GIVEN EXERCISE:
Give back all the data exactly, line by line.

PROVIDED MATERIAL:
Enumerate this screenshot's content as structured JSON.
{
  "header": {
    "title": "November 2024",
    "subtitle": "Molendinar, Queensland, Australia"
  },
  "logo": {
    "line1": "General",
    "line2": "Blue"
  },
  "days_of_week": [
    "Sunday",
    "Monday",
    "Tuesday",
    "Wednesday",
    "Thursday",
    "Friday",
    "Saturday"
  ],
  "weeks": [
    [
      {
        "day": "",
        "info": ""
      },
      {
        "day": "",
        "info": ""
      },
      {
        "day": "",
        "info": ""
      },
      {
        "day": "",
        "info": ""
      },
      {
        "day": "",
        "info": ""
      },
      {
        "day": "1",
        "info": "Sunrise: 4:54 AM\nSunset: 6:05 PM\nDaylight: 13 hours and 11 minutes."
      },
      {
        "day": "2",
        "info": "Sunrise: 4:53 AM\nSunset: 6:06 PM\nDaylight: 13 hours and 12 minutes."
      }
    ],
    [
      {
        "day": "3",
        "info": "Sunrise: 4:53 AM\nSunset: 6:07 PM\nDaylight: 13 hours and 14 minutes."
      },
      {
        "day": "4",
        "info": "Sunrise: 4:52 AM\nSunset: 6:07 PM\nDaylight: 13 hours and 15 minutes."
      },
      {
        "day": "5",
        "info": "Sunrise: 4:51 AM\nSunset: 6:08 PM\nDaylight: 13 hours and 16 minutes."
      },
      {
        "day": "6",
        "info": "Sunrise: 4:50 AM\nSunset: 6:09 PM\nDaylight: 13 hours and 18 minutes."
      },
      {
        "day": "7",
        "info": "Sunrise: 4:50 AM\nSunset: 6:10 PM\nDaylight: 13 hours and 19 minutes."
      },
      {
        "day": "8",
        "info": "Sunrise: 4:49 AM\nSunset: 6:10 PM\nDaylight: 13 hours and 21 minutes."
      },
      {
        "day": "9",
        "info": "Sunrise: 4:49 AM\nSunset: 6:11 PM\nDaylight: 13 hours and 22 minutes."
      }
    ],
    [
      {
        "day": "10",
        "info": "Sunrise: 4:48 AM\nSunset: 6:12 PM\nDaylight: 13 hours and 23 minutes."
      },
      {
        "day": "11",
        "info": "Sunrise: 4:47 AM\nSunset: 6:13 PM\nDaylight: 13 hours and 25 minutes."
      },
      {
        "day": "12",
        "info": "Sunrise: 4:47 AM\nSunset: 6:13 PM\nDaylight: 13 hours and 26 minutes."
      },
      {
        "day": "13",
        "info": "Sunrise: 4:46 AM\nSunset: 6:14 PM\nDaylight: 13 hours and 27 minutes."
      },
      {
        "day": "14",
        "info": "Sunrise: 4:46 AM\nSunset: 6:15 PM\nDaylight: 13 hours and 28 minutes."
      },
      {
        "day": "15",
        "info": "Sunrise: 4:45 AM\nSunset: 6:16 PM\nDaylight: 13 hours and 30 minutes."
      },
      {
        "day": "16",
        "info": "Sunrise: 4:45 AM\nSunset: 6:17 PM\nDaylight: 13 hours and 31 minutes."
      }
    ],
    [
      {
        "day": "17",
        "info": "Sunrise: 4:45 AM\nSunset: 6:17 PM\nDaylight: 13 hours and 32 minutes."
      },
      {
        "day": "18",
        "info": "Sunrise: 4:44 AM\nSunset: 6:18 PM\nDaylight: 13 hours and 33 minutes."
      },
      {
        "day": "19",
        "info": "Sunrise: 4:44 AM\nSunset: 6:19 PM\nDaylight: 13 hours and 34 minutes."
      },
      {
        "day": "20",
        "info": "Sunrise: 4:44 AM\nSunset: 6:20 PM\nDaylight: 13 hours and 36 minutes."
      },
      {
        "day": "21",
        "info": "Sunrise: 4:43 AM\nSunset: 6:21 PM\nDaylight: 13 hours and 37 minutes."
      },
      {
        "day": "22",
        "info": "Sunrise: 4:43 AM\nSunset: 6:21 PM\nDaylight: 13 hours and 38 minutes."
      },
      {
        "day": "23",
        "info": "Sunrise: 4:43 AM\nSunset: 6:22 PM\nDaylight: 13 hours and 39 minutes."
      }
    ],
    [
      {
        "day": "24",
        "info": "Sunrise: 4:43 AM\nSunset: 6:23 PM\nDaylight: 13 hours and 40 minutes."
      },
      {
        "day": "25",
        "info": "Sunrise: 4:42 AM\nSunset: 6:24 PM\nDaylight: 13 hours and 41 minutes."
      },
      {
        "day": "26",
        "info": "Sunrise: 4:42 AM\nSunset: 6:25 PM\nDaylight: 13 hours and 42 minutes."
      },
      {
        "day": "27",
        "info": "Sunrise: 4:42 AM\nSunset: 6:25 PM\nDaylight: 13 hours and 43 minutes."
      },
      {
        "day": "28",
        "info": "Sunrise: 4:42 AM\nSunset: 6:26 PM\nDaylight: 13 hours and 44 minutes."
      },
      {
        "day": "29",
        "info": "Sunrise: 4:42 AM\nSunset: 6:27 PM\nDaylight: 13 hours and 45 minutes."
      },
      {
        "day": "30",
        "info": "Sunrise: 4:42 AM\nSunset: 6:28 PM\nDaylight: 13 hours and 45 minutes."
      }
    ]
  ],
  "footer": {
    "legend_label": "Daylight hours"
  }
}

WRITTEN SOLUTION:
Enumerate this screenshot's content as structured JSON.
{
  "header": {
    "title": "November 2024",
    "subtitle": "Molendinar, Queensland, Australia"
  },
  "logo": {
    "line1": "General",
    "line2": "Blue"
  },
  "days_of_week": [
    "Sunday",
    "Monday",
    "Tuesday",
    "Wednesday",
    "Thursday",
    "Friday",
    "Saturday"
  ],
  "weeks": [
    [
      {
        "day": "",
        "info": ""
      },
      {
        "day": "",
        "info": ""
      },
      {
        "day": "",
        "info": ""
      },
      {
        "day": "",
        "info": ""
      },
      {
        "day": "",
        "info": ""
      },
      {
        "day": "1",
        "info": "Sunrise: 4:54 AM\nSunset: 6:05 PM\nDaylight: 13 hours and 11 minutes."
      },
      {
        "day": "2",
        "info": "Sunrise: 4:53 AM\nSunset: 6:06 PM\nDaylight: 13 hours and 12 minutes."
      }
    ],
    [
      {
        "day": "3",
        "info": "Sunrise: 4:53 AM\nSunset: 6:07 PM\nDaylight: 13 hours and 14 minutes."
      },
      {
        "day": "4",
        "info": "Sunrise: 4:52 AM\nSunset: 6:07 PM\nDaylight: 13 hours and 15 minutes."
      },
      {
        "day": "5",
        "info": "Sunrise: 4:51 AM\nSunset: 6:08 PM\nDaylight: 13 hours and 16 minutes."
      },
      {
        "day": "6",
        "info": "Sunrise: 4:50 AM\nSunset: 6:09 PM\nDaylight: 13 hours and 18 minutes."
      },
      {
        "day": "7",
        "info": "Sunrise: 4:50 AM\nSunset: 6:10 PM\nDaylight: 13 hours and 19 minutes."
      },
      {
        "day": "8",
        "info": "Sunrise: 4:49 AM\nSunset: 6:10 PM\nDaylight: 13 hours and 21 minutes."
      },
      {
        "day": "9",
        "info": "Sunrise: 4:49 AM\nSunset: 6:11 PM\nDaylight: 13 hours and 22 minutes."
      }
    ],
    [
      {
        "day": "10",
        "info": "Sunrise: 4:48 AM\nSunset: 6:12 PM\nDaylight: 13 hours and 23 minutes."
      },
      {
        "day": "11",
        "info": "Sunrise: 4:47 AM\nSunset: 6:13 PM\nDaylight: 13 hours and 25 minutes."
      },
      {
        "day": "12",
        "info": "Sunrise: 4:47 AM\nSunset: 6:13 PM\nDaylight: 13 hours and 26 minutes."
      },
      {
        "day": "13",
        "info": "Sunrise: 4:46 AM\nSunset: 6:14 PM\nDaylight: 13 hours and 27 minutes."
      },
      {
        "day": "14",
        "info": "Sunrise: 4:46 AM\nSunset: 6:15 PM\nDaylight: 13 hours and 28 minutes."
      },
      {
        "day": "15",
        "info": "Sunrise: 4:45 AM\nSunset: 6:16 PM\nDaylight: 13 hours and 30 minutes."
      },
      {
        "day": "16",
        "info": "Sunrise: 4:45 AM\nSunset: 6:17 PM\nDaylight: 13 hours and 31 minutes."
      }
    ],
    [
      {
        "day": "17",
        "info": "Sunrise: 4:45 AM\nSunset: 6:17 PM\nDaylight: 13 hours and 32 minutes."
      },
      {
        "day": "18",
        "info": "Sunrise: 4:44 AM\nSunset: 6:18 PM\nDaylight: 13 hours and 33 minutes."
      },
      {
        "day": "19",
        "info": "Sunrise: 4:44 AM\nSunset: 6:19 PM\nDaylight: 13 hours and 34 minutes."
      },
      {
        "day": "20",
        "info": "Sunrise: 4:44 AM\nSunset: 6:20 PM\nDaylight: 13 hours and 36 minutes."
      },
      {
        "day": "21",
        "info": "Sunrise: 4:43 AM\nSunset: 6:21 PM\nDaylight: 13 hours and 37 minutes."
      },
      {
        "day": "22",
        "info": "Sunrise: 4:43 AM\nSunset: 6:21 PM\nDaylight: 13 hours and 38 minutes."
      },
      {
        "day": "23",
        "info": "Sunrise: 4:43 AM\nSunset: 6:22 PM\nDaylight: 13 hours and 39 minutes."
      }
    ],
    [
      {
        "day": "24",
        "info": "Sunrise: 4:43 AM\nSunset: 6:23 PM\nDaylight: 13 hours and 40 minutes."
      },
      {
        "day": "25",
        "info": "Sunrise: 4:42 AM\nSunset: 6:24 PM\nDaylight: 13 hours and 41 minutes."
      },
      {
        "day": "26",
        "info": "Sunrise: 4:42 AM\nSunset: 6:25 PM\nDaylight: 13 hours and 42 minutes."
      },
      {
        "day": "27",
        "info": "Sunrise: 4:42 AM\nSunset: 6:25 PM\nDaylight: 13 hours and 43 minutes."
      },
      {
        "day": "28",
        "info": "Sunrise: 4:42 AM\nSunset: 6:26 PM\nDaylight: 13 hours and 44 minutes."
      },
      {
        "day": "29",
        "info": "Sunrise: 4:42 AM\nSunset: 6:27 PM\nDaylight: 13 hours and 45 minutes."
      },
      {
        "day": "30",
        "info": "Sunrise: 4:42 AM\nSunset: 6:28 PM\nDaylight: 13 hours and 45 minutes."
      }
    ]
  ],
  "footer": {
    "legend_label": "Daylight hours"
  }
}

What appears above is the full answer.